__Material provided__.

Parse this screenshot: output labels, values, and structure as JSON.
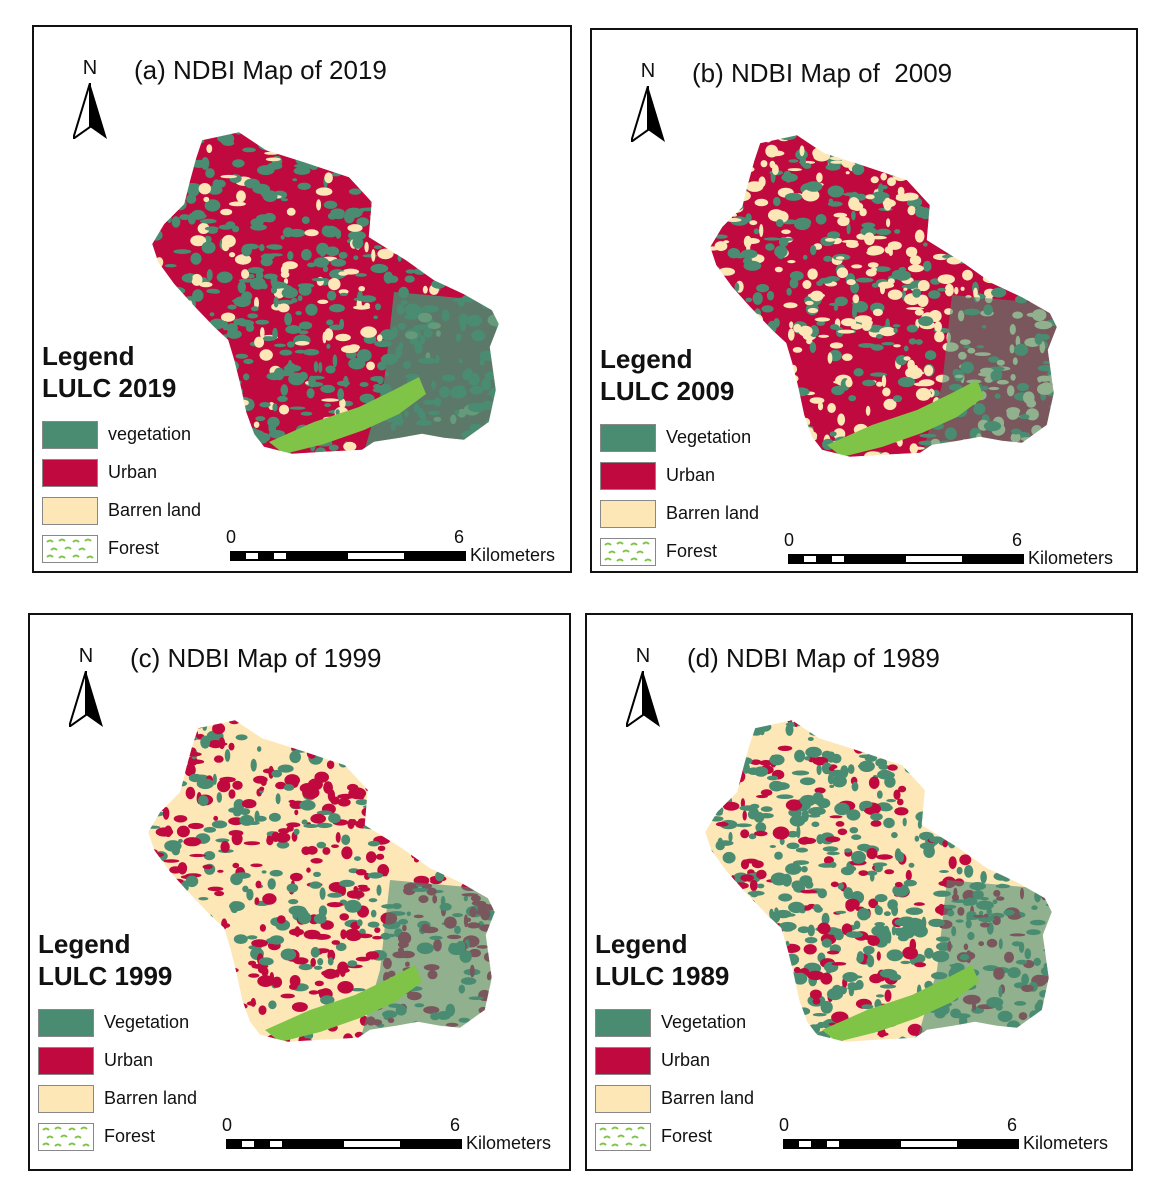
{
  "colors": {
    "vegetation": "#4a8c71",
    "urban": "#c0093e",
    "barren": "#fde7b7",
    "forest": "#7fc447"
  },
  "scale": {
    "start": "0",
    "end": "6",
    "unit": "Kilometers"
  },
  "north_label": "N",
  "panels": [
    {
      "title": "(a) NDBI Map of 2019",
      "legend_title": "Legend",
      "legend_subtitle": "LULC 2019",
      "legend": [
        "vegetation",
        "Urban",
        "Barren land",
        "Forest"
      ]
    },
    {
      "title": "(b) NDBI Map of  2009",
      "legend_title": "Legend",
      "legend_subtitle": "LULC 2009",
      "legend": [
        "Vegetation",
        "Urban",
        "Barren land",
        "Forest"
      ]
    },
    {
      "title": "(c) NDBI Map of 1999",
      "legend_title": "Legend",
      "legend_subtitle": "LULC 1999",
      "legend": [
        "Vegetation",
        "Urban",
        "Barren land",
        "Forest"
      ]
    },
    {
      "title": "(d) NDBI Map of 1989",
      "legend_title": "Legend",
      "legend_subtitle": "LULC 1989",
      "legend": [
        "Vegetation",
        "Urban",
        "Barren land",
        "Forest"
      ]
    }
  ]
}
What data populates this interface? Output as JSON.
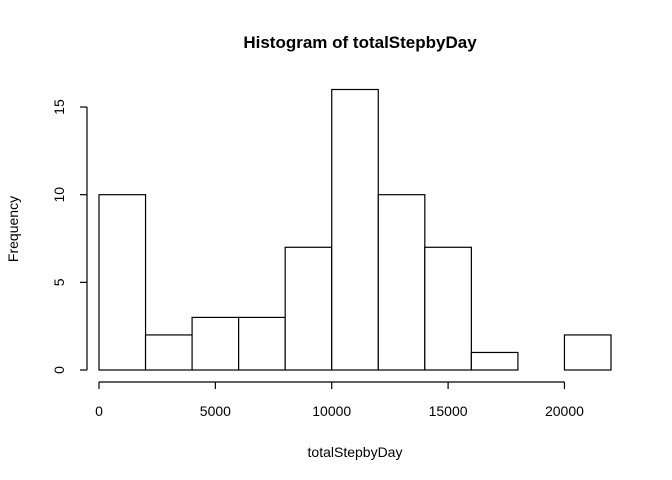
{
  "chart_data": {
    "type": "bar",
    "title": "Histogram of totalStepbyDay",
    "xlabel": "totalStepbyDay",
    "ylabel": "Frequency",
    "bin_edges": [
      0,
      2000,
      4000,
      6000,
      8000,
      10000,
      12000,
      14000,
      16000,
      18000,
      20000,
      22000
    ],
    "values": [
      10,
      2,
      3,
      3,
      7,
      16,
      10,
      7,
      1,
      0,
      2
    ],
    "xlim": [
      0,
      22000
    ],
    "ylim": [
      0,
      16
    ],
    "x_ticks": [
      0,
      5000,
      10000,
      15000,
      20000
    ],
    "x_tick_labels": [
      "0",
      "5000",
      "10000",
      "15000",
      "20000"
    ],
    "y_ticks": [
      0,
      5,
      10,
      15
    ],
    "y_tick_labels": [
      "0",
      "5",
      "10",
      "15"
    ],
    "grid": false,
    "fill_color": "#ffffff",
    "stroke_color": "#000000"
  }
}
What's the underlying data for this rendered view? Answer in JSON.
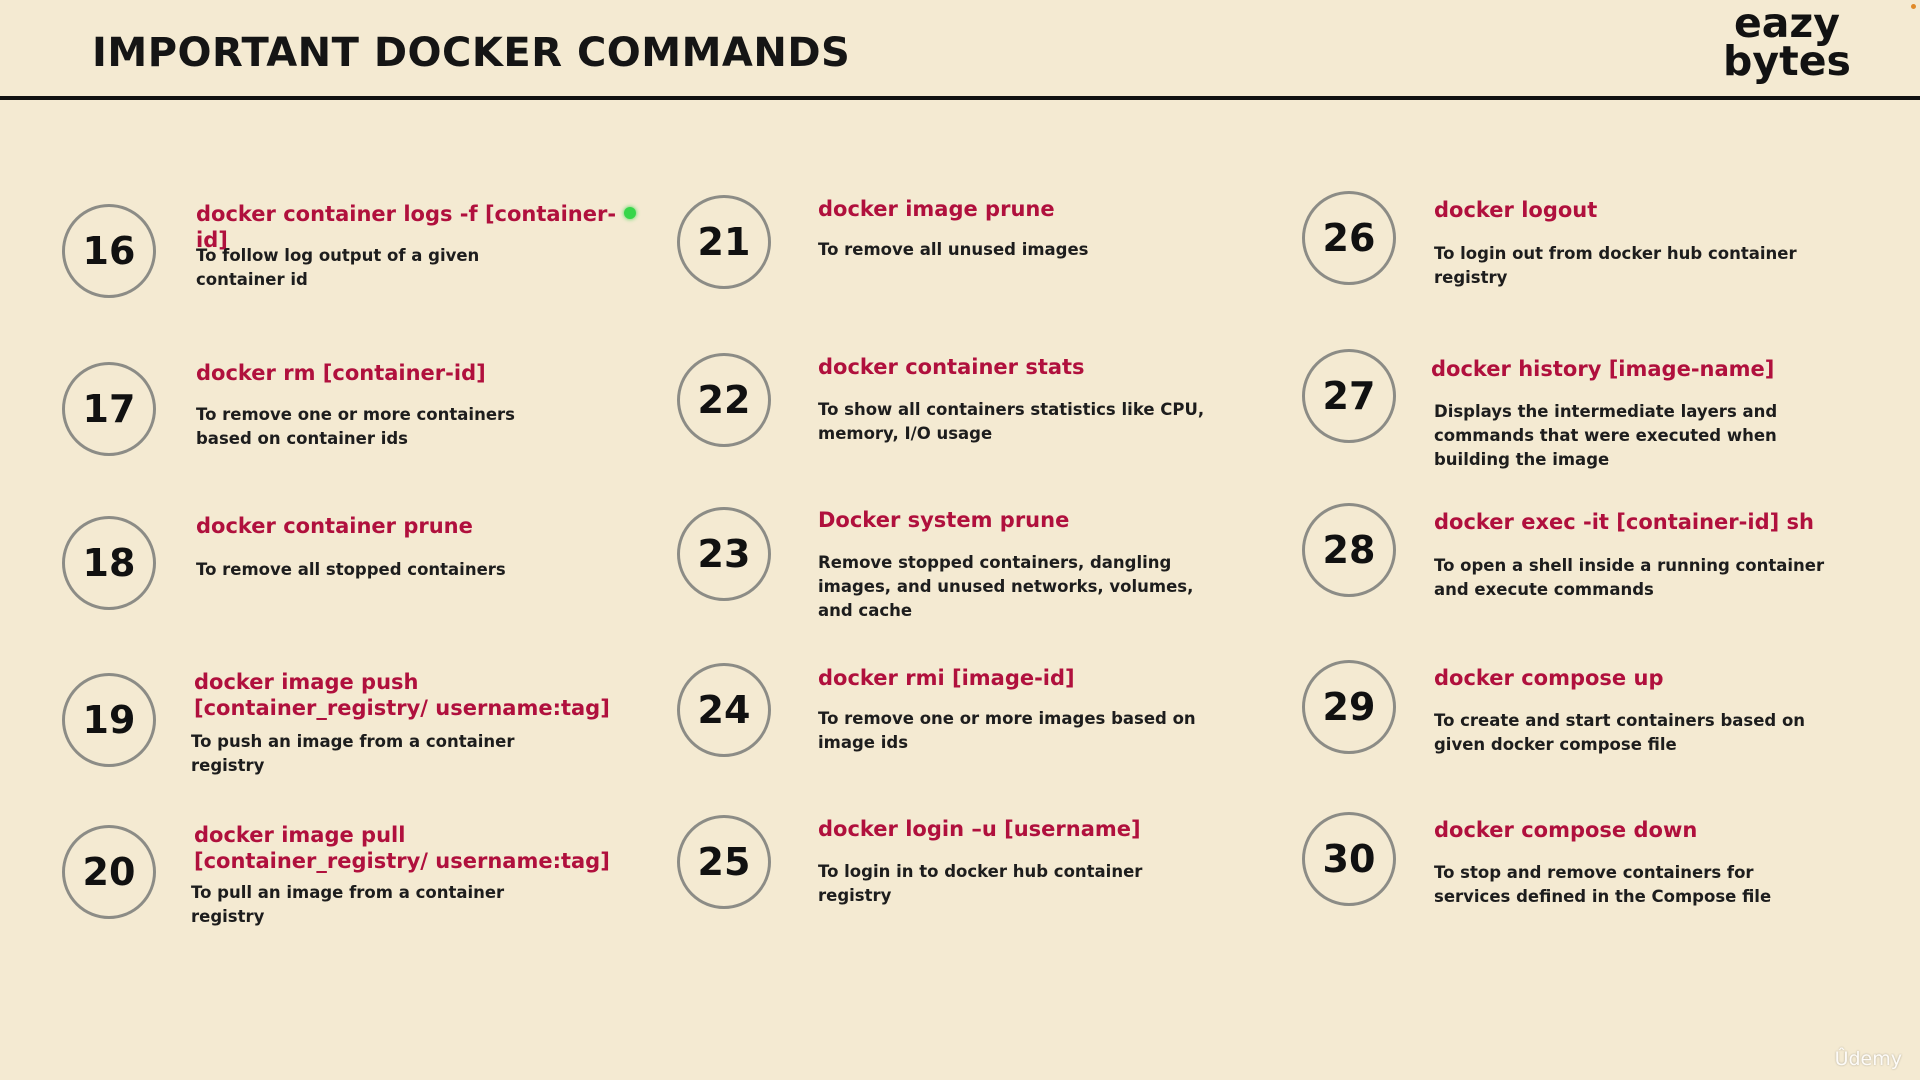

__Instructions for the task__. From the material given, work out how many lines hold the string "totalStepbyDay"; state that number and nothing further.

__Exercise output__. 2